→ Collection entries:

-- Opening Marker --

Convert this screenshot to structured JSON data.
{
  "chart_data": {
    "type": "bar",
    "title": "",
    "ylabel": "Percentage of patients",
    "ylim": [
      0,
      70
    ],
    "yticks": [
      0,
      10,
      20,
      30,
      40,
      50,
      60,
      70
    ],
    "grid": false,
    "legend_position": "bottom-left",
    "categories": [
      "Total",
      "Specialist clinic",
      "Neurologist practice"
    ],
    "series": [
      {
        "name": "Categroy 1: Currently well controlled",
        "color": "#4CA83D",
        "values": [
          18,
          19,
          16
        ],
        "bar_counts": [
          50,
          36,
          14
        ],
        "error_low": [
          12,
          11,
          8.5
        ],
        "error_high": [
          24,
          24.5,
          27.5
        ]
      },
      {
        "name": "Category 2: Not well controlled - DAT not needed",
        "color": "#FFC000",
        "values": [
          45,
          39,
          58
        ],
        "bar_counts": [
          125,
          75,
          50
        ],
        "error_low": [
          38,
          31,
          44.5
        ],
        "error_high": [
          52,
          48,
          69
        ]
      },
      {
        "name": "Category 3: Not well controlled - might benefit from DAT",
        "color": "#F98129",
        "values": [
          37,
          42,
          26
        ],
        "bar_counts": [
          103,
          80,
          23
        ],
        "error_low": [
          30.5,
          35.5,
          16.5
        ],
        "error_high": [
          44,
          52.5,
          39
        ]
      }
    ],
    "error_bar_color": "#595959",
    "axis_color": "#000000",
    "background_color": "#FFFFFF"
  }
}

-- Closing Marker --

→ TASK: The response should consist of every record, written out exactly as given.

→ WRITTEN RESPONSE:
Convert this screenshot to structured JSON data.
{
  "chart_data": {
    "type": "bar",
    "title": "",
    "ylabel": "Percentage of patients",
    "ylim": [
      0,
      70
    ],
    "yticks": [
      0,
      10,
      20,
      30,
      40,
      50,
      60,
      70
    ],
    "grid": false,
    "legend_position": "bottom-left",
    "categories": [
      "Total",
      "Specialist clinic",
      "Neurologist practice"
    ],
    "series": [
      {
        "name": "Categroy 1: Currently well controlled",
        "color": "#4CA83D",
        "values": [
          18,
          19,
          16
        ],
        "bar_counts": [
          50,
          36,
          14
        ],
        "error_low": [
          12,
          11,
          8.5
        ],
        "error_high": [
          24,
          24.5,
          27.5
        ]
      },
      {
        "name": "Category 2: Not well controlled - DAT not needed",
        "color": "#FFC000",
        "values": [
          45,
          39,
          58
        ],
        "bar_counts": [
          125,
          75,
          50
        ],
        "error_low": [
          38,
          31,
          44.5
        ],
        "error_high": [
          52,
          48,
          69
        ]
      },
      {
        "name": "Category 3: Not well controlled - might benefit from DAT",
        "color": "#F98129",
        "values": [
          37,
          42,
          26
        ],
        "bar_counts": [
          103,
          80,
          23
        ],
        "error_low": [
          30.5,
          35.5,
          16.5
        ],
        "error_high": [
          44,
          52.5,
          39
        ]
      }
    ],
    "error_bar_color": "#595959",
    "axis_color": "#000000",
    "background_color": "#FFFFFF"
  }
}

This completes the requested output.